» **DIRECTION**:
Select the lines below containing the word "kind".

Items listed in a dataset
◆ ◆ ◆ ◆ ◆
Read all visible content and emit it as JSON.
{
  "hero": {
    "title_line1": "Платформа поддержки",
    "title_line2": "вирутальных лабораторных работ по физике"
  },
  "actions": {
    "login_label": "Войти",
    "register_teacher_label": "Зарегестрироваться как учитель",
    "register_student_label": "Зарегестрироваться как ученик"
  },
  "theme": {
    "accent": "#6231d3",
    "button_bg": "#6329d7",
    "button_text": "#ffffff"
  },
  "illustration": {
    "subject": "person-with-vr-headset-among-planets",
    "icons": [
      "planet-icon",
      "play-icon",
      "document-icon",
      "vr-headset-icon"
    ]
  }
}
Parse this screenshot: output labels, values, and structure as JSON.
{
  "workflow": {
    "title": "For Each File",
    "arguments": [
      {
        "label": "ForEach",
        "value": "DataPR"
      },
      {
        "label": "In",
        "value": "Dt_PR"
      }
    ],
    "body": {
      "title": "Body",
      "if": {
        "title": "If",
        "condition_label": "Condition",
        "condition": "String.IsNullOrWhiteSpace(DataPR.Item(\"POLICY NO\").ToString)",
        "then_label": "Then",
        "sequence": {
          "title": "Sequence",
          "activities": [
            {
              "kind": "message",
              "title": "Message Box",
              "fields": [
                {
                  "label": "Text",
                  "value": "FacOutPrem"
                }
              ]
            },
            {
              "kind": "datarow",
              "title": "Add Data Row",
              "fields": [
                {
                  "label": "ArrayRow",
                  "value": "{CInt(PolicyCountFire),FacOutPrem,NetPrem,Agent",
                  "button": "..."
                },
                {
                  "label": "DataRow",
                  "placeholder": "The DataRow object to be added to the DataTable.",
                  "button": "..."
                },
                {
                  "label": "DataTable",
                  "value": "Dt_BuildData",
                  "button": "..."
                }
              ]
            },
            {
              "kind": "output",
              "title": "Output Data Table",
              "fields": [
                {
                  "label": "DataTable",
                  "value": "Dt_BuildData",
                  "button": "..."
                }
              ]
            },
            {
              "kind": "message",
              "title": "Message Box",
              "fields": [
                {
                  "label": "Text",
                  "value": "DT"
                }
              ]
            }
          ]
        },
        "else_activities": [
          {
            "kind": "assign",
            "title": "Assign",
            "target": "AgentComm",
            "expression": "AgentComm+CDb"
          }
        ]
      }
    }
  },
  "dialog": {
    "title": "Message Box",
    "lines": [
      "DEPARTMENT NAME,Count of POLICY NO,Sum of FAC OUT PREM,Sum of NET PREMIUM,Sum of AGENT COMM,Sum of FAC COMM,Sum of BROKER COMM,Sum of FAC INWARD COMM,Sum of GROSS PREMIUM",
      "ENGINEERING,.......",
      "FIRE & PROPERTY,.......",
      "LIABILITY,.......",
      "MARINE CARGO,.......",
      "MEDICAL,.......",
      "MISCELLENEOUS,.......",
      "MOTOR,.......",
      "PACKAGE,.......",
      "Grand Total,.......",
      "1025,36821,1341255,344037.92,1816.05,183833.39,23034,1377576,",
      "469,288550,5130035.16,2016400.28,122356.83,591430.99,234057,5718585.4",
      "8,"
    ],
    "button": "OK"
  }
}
◆ ◆ ◆ ◆ ◆
» **EXERCISE RESULT**:
              "kind": "message",
              "kind": "datarow",
              "kind": "output",
              "kind": "message",
            "kind": "assign",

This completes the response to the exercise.